--- BEGIN ---

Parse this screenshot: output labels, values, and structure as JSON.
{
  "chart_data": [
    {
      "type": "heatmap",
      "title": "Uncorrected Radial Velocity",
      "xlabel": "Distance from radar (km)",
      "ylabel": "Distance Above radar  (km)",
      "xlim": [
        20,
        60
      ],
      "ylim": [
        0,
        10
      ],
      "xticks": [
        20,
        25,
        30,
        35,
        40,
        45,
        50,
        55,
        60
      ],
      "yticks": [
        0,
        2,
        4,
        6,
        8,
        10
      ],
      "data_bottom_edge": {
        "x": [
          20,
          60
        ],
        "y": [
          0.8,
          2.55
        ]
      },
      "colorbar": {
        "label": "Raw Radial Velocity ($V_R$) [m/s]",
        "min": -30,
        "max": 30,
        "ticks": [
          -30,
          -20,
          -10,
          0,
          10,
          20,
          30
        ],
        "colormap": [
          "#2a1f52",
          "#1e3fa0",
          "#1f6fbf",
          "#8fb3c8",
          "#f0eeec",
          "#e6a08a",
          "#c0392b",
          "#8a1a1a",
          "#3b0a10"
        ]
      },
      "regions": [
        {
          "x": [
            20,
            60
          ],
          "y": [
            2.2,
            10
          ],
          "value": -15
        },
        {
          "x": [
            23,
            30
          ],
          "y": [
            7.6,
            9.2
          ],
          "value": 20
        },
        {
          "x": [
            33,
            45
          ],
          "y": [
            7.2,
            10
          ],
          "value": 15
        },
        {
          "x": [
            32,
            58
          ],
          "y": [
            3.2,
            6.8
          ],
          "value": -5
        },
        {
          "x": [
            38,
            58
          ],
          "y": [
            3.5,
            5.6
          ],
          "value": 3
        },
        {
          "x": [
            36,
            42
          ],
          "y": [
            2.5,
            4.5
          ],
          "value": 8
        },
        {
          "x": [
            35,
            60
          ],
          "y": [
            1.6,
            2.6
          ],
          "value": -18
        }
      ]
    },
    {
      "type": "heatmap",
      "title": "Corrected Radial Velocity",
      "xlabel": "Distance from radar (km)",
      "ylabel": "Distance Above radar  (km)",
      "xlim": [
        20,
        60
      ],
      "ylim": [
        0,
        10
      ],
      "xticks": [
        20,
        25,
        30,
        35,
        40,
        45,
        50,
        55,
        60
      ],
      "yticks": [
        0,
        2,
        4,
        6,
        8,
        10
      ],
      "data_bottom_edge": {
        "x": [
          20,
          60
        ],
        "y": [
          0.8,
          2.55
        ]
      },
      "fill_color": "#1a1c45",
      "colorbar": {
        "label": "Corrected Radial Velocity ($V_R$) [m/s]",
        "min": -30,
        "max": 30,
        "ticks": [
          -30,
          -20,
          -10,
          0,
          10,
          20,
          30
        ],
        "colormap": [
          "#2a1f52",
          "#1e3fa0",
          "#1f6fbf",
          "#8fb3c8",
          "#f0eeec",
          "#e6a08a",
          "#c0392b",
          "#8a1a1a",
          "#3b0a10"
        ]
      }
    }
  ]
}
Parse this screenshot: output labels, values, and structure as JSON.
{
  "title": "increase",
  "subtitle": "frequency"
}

--- END ---

The whole listing above needs to be written out again exactly.

● THE REPLY:
Parse this screenshot: output labels, values, and structure as JSON.
{
  "chart_data": [
    {
      "type": "heatmap",
      "title": "Uncorrected Radial Velocity",
      "xlabel": "Distance from radar (km)",
      "ylabel": "Distance Above radar  (km)",
      "xlim": [
        20,
        60
      ],
      "ylim": [
        0,
        10
      ],
      "xticks": [
        20,
        25,
        30,
        35,
        40,
        45,
        50,
        55,
        60
      ],
      "yticks": [
        0,
        2,
        4,
        6,
        8,
        10
      ],
      "data_bottom_edge": {
        "x": [
          20,
          60
        ],
        "y": [
          0.8,
          2.55
        ]
      },
      "colorbar": {
        "label": "Raw Radial Velocity ($V_R$) [m/s]",
        "min": -30,
        "max": 30,
        "ticks": [
          -30,
          -20,
          -10,
          0,
          10,
          20,
          30
        ],
        "colormap": [
          "#2a1f52",
          "#1e3fa0",
          "#1f6fbf",
          "#8fb3c8",
          "#f0eeec",
          "#e6a08a",
          "#c0392b",
          "#8a1a1a",
          "#3b0a10"
        ]
      },
      "regions": [
        {
          "x": [
            20,
            60
          ],
          "y": [
            2.2,
            10
          ],
          "value": -15
        },
        {
          "x": [
            23,
            30
          ],
          "y": [
            7.6,
            9.2
          ],
          "value": 20
        },
        {
          "x": [
            33,
            45
          ],
          "y": [
            7.2,
            10
          ],
          "value": 15
        },
        {
          "x": [
            32,
            58
          ],
          "y": [
            3.2,
            6.8
          ],
          "value": -5
        },
        {
          "x": [
            38,
            58
          ],
          "y": [
            3.5,
            5.6
          ],
          "value": 3
        },
        {
          "x": [
            36,
            42
          ],
          "y": [
            2.5,
            4.5
          ],
          "value": 8
        },
        {
          "x": [
            35,
            60
          ],
          "y": [
            1.6,
            2.6
          ],
          "value": -18
        }
      ]
    },
    {
      "type": "heatmap",
      "title": "Corrected Radial Velocity",
      "xlabel": "Distance from radar (km)",
      "ylabel": "Distance Above radar  (km)",
      "xlim": [
        20,
        60
      ],
      "ylim": [
        0,
        10
      ],
      "xticks": [
        20,
        25,
        30,
        35,
        40,
        45,
        50,
        55,
        60
      ],
      "yticks": [
        0,
        2,
        4,
        6,
        8,
        10
      ],
      "data_bottom_edge": {
        "x": [
          20,
          60
        ],
        "y": [
          0.8,
          2.55
        ]
      },
      "fill_color": "#1a1c45",
      "colorbar": {
        "label": "Corrected Radial Velocity ($V_R$) [m/s]",
        "min": -30,
        "max": 30,
        "ticks": [
          -30,
          -20,
          -10,
          0,
          10,
          20,
          30
        ],
        "colormap": [
          "#2a1f52",
          "#1e3fa0",
          "#1f6fbf",
          "#8fb3c8",
          "#f0eeec",
          "#e6a08a",
          "#c0392b",
          "#8a1a1a",
          "#3b0a10"
        ]
      }
    }
  ]
}
Parse this screenshot: output labels, values, and structure as JSON.
{
  "title": "increase",
  "subtitle": "frequency"
}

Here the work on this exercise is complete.